DATA SUPPLIED:
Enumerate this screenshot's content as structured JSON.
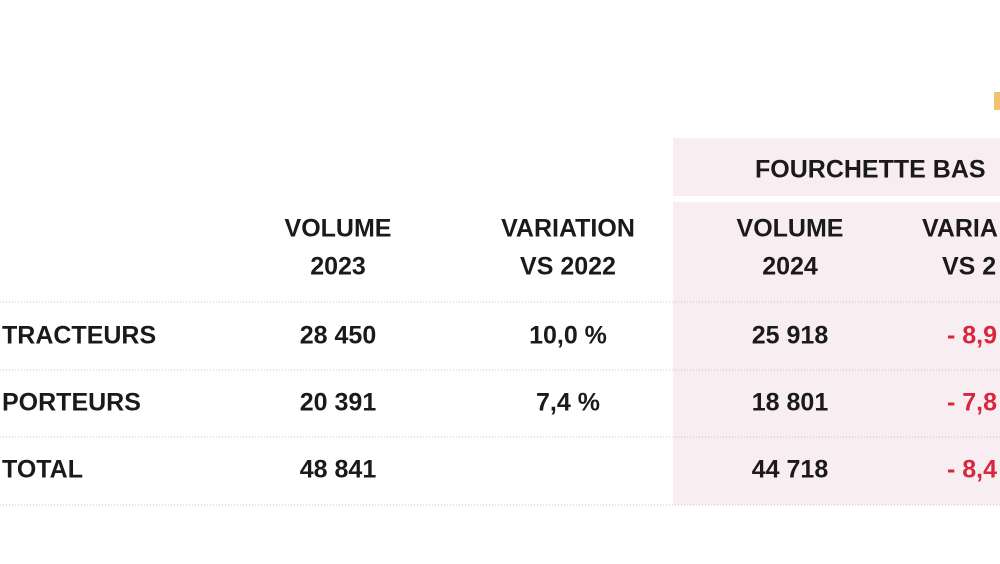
{
  "table": {
    "group_header": "FOURCHETTE BAS",
    "columns": [
      {
        "line1": "VOLUME",
        "line2": "2023"
      },
      {
        "line1": "VARIATION",
        "line2": "VS 2022"
      },
      {
        "line1": "VOLUME",
        "line2": "2024"
      },
      {
        "line1": "VARIA",
        "line2": "VS 2"
      }
    ],
    "rows": [
      {
        "label": "TRACTEURS",
        "color": "#f0c46e",
        "cells": [
          "28 450",
          "10,0 %",
          "25 918",
          "- 8,9"
        ]
      },
      {
        "label": "PORTEURS",
        "color": "#1b8c7c",
        "cells": [
          "20 391",
          "7,4 %",
          "18 801",
          "- 7,8"
        ]
      },
      {
        "label": "TOTAL",
        "color": "#a2417f",
        "cells": [
          "48 841",
          null,
          "44 718",
          "- 8,4"
        ]
      }
    ]
  }
}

WHAT THE TASK ASKS: Go through the listing above and report how many of its lines contain the word "color", with only the number as output.

TASK OUTPUT: 3